* [MATERIAL SHOWN]
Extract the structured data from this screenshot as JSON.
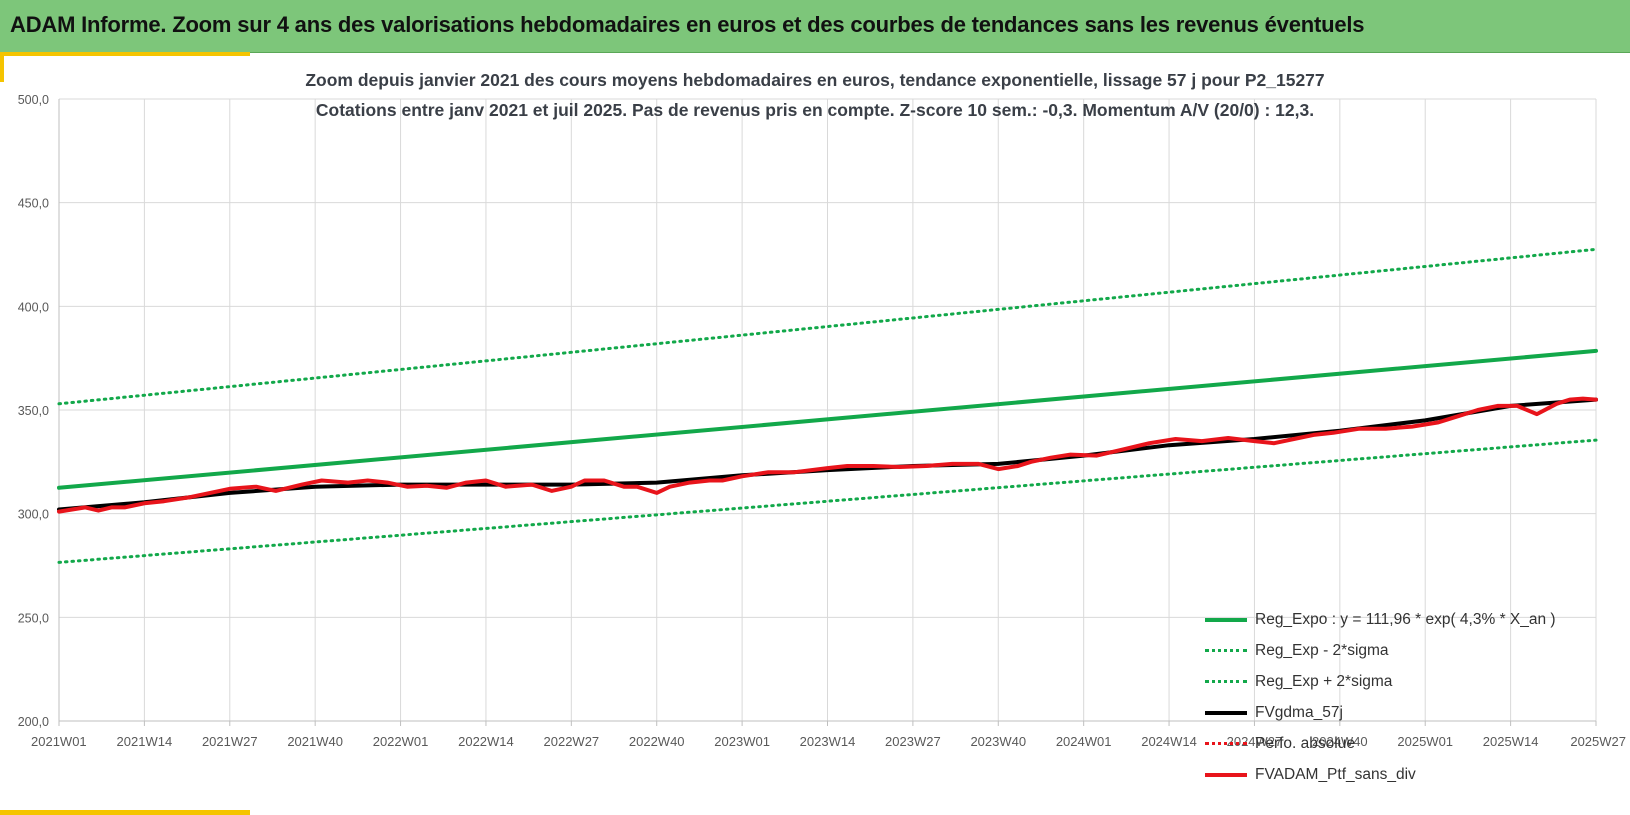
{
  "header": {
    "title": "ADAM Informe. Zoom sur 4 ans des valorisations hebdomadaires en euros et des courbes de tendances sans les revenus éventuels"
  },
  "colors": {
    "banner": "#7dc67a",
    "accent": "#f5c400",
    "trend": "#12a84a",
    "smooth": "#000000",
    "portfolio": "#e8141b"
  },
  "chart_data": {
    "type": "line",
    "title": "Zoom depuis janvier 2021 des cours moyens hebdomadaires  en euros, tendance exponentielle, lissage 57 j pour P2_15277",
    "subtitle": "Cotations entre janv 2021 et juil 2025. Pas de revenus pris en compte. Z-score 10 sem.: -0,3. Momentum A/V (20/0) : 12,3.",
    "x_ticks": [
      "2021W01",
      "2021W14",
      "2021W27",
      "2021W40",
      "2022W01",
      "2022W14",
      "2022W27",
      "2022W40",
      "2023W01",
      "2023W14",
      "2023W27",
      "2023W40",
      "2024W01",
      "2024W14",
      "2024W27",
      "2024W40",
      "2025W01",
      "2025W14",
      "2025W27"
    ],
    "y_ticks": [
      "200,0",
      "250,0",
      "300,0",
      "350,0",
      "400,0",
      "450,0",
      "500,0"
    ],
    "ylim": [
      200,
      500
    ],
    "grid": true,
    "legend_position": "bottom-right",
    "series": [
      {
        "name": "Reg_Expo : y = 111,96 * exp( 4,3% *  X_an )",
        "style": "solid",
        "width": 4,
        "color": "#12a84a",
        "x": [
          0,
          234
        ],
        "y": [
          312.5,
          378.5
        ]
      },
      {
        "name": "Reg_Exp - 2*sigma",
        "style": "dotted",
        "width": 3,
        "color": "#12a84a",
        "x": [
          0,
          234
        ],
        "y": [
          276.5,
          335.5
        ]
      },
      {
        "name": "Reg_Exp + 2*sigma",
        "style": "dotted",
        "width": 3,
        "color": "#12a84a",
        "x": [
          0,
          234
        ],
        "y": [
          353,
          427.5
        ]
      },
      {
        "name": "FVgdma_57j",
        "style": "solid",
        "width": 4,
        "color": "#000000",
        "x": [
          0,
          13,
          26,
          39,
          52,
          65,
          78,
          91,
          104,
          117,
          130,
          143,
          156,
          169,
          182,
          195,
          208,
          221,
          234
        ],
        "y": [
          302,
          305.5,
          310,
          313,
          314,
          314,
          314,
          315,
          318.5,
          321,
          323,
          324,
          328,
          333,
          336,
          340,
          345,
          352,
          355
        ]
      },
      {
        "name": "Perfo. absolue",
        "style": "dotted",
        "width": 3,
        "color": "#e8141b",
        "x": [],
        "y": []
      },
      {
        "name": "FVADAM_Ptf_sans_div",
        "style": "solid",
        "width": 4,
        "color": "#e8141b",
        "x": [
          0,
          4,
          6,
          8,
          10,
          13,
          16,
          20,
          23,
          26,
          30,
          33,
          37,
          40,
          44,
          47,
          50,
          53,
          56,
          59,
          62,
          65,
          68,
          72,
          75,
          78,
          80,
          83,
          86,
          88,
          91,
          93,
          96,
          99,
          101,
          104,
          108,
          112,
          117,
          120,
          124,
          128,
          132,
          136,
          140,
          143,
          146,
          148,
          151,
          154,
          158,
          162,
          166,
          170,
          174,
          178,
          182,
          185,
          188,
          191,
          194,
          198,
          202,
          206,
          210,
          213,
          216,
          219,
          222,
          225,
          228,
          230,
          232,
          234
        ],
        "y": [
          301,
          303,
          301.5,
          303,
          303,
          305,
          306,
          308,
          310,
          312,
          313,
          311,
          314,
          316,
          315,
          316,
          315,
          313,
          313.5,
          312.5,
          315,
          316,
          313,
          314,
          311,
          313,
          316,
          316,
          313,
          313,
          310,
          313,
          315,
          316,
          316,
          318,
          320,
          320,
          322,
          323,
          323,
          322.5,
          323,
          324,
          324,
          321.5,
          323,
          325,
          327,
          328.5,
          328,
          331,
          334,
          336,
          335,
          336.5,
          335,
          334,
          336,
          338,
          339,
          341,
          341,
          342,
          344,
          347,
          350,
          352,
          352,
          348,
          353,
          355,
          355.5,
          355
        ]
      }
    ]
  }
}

* [DIRECTION] Please set down each line of the data above exactly as written, without the pictures.

* [ANSWER TO THE EXERCISE]
Extract the structured data from this screenshot as JSON.
{
  "header": {
    "title": "ADAM Informe. Zoom sur 4 ans des valorisations hebdomadaires en euros et des courbes de tendances sans les revenus éventuels"
  },
  "colors": {
    "banner": "#7dc67a",
    "accent": "#f5c400",
    "trend": "#12a84a",
    "smooth": "#000000",
    "portfolio": "#e8141b"
  },
  "chart_data": {
    "type": "line",
    "title": "Zoom depuis janvier 2021 des cours moyens hebdomadaires  en euros, tendance exponentielle, lissage 57 j pour P2_15277",
    "subtitle": "Cotations entre janv 2021 et juil 2025. Pas de revenus pris en compte. Z-score 10 sem.: -0,3. Momentum A/V (20/0) : 12,3.",
    "x_ticks": [
      "2021W01",
      "2021W14",
      "2021W27",
      "2021W40",
      "2022W01",
      "2022W14",
      "2022W27",
      "2022W40",
      "2023W01",
      "2023W14",
      "2023W27",
      "2023W40",
      "2024W01",
      "2024W14",
      "2024W27",
      "2024W40",
      "2025W01",
      "2025W14",
      "2025W27"
    ],
    "y_ticks": [
      "200,0",
      "250,0",
      "300,0",
      "350,0",
      "400,0",
      "450,0",
      "500,0"
    ],
    "ylim": [
      200,
      500
    ],
    "grid": true,
    "legend_position": "bottom-right",
    "series": [
      {
        "name": "Reg_Expo : y = 111,96 * exp( 4,3% *  X_an )",
        "style": "solid",
        "width": 4,
        "color": "#12a84a",
        "x": [
          0,
          234
        ],
        "y": [
          312.5,
          378.5
        ]
      },
      {
        "name": "Reg_Exp - 2*sigma",
        "style": "dotted",
        "width": 3,
        "color": "#12a84a",
        "x": [
          0,
          234
        ],
        "y": [
          276.5,
          335.5
        ]
      },
      {
        "name": "Reg_Exp + 2*sigma",
        "style": "dotted",
        "width": 3,
        "color": "#12a84a",
        "x": [
          0,
          234
        ],
        "y": [
          353,
          427.5
        ]
      },
      {
        "name": "FVgdma_57j",
        "style": "solid",
        "width": 4,
        "color": "#000000",
        "x": [
          0,
          13,
          26,
          39,
          52,
          65,
          78,
          91,
          104,
          117,
          130,
          143,
          156,
          169,
          182,
          195,
          208,
          221,
          234
        ],
        "y": [
          302,
          305.5,
          310,
          313,
          314,
          314,
          314,
          315,
          318.5,
          321,
          323,
          324,
          328,
          333,
          336,
          340,
          345,
          352,
          355
        ]
      },
      {
        "name": "Perfo. absolue",
        "style": "dotted",
        "width": 3,
        "color": "#e8141b",
        "x": [],
        "y": []
      },
      {
        "name": "FVADAM_Ptf_sans_div",
        "style": "solid",
        "width": 4,
        "color": "#e8141b",
        "x": [
          0,
          4,
          6,
          8,
          10,
          13,
          16,
          20,
          23,
          26,
          30,
          33,
          37,
          40,
          44,
          47,
          50,
          53,
          56,
          59,
          62,
          65,
          68,
          72,
          75,
          78,
          80,
          83,
          86,
          88,
          91,
          93,
          96,
          99,
          101,
          104,
          108,
          112,
          117,
          120,
          124,
          128,
          132,
          136,
          140,
          143,
          146,
          148,
          151,
          154,
          158,
          162,
          166,
          170,
          174,
          178,
          182,
          185,
          188,
          191,
          194,
          198,
          202,
          206,
          210,
          213,
          216,
          219,
          222,
          225,
          228,
          230,
          232,
          234
        ],
        "y": [
          301,
          303,
          301.5,
          303,
          303,
          305,
          306,
          308,
          310,
          312,
          313,
          311,
          314,
          316,
          315,
          316,
          315,
          313,
          313.5,
          312.5,
          315,
          316,
          313,
          314,
          311,
          313,
          316,
          316,
          313,
          313,
          310,
          313,
          315,
          316,
          316,
          318,
          320,
          320,
          322,
          323,
          323,
          322.5,
          323,
          324,
          324,
          321.5,
          323,
          325,
          327,
          328.5,
          328,
          331,
          334,
          336,
          335,
          336.5,
          335,
          334,
          336,
          338,
          339,
          341,
          341,
          342,
          344,
          347,
          350,
          352,
          352,
          348,
          353,
          355,
          355.5,
          355
        ]
      }
    ]
  }
}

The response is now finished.